→ **To do**
Repeat all of the data precisely.

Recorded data

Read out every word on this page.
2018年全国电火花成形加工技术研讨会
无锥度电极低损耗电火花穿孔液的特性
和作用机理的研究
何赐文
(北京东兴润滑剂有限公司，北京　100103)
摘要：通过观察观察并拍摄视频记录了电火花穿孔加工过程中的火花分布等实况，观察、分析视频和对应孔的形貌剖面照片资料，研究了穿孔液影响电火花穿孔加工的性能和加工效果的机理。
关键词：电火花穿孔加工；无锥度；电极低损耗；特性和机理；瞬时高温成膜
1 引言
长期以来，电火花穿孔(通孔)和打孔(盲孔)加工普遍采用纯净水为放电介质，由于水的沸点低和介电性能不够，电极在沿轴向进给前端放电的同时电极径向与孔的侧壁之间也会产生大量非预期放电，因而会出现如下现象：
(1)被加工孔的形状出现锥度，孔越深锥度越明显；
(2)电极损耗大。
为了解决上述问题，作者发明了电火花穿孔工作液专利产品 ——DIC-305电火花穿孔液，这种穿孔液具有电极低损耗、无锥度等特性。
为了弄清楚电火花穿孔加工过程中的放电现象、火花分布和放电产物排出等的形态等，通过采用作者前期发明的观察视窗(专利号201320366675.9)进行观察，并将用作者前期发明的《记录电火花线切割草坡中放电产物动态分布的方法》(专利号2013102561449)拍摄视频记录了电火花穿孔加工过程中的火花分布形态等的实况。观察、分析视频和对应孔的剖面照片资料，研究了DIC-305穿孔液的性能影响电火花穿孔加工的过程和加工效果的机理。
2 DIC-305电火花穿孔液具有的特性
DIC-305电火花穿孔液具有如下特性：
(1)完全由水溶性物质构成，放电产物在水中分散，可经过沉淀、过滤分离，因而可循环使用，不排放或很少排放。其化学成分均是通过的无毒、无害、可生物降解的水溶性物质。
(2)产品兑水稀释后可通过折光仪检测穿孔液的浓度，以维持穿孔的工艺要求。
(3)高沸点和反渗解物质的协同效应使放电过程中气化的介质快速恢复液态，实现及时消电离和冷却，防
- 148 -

→ **Solution**
Read out every word on this page.
2018年全国电火花成形加工技术研讨会
无锥度电极低损耗电火花穿孔液的特性
和作用机理的研究
何赐文
(北京东兴润滑剂有限公司，北京　100103)
摘要：通过观察观察并拍摄视频记录了电火花穿孔加工过程中的火花分布等实况，观察、分析视频和对应孔的形貌剖面照片资料，研究了穿孔液影响电火花穿孔加工的性能和加工效果的机理。
关键词：电火花穿孔加工；无锥度；电极低损耗；特性和机理；瞬时高温成膜
1 引言
长期以来，电火花穿孔(通孔)和打孔(盲孔)加工普遍采用纯净水为放电介质，由于水的沸点低和介电性能不够，电极在沿轴向进给前端放电的同时电极径向与孔的侧壁之间也会产生大量非预期放电，因而会出现如下现象：
(1)被加工孔的形状出现锥度，孔越深锥度越明显；
(2)电极损耗大。
为了解决上述问题，作者发明了电火花穿孔工作液专利产品 ——DIC-305电火花穿孔液，这种穿孔液具有电极低损耗、无锥度等特性。
为了弄清楚电火花穿孔加工过程中的放电现象、火花分布和放电产物排出等的形态等，通过采用作者前期发明的观察视窗(专利号201320366675.9)进行观察，并将用作者前期发明的《记录电火花线切割草坡中放电产物动态分布的方法》(专利号2013102561449)拍摄视频记录了电火花穿孔加工过程中的火花分布形态等的实况。观察、分析视频和对应孔的剖面照片资料，研究了DIC-305穿孔液的性能影响电火花穿孔加工的过程和加工效果的机理。
2 DIC-305电火花穿孔液具有的特性
DIC-305电火花穿孔液具有如下特性：
(1)完全由水溶性物质构成，放电产物在水中分散，可经过沉淀、过滤分离，因而可循环使用，不排放或很少排放。其化学成分均是通过的无毒、无害、可生物降解的水溶性物质。
(2)产品兑水稀释后可通过折光仪检测穿孔液的浓度，以维持穿孔的工艺要求。
(3)高沸点和反渗解物质的协同效应使放电过程中气化的介质快速恢复液态，实现及时消电离和冷却，防
- 148 -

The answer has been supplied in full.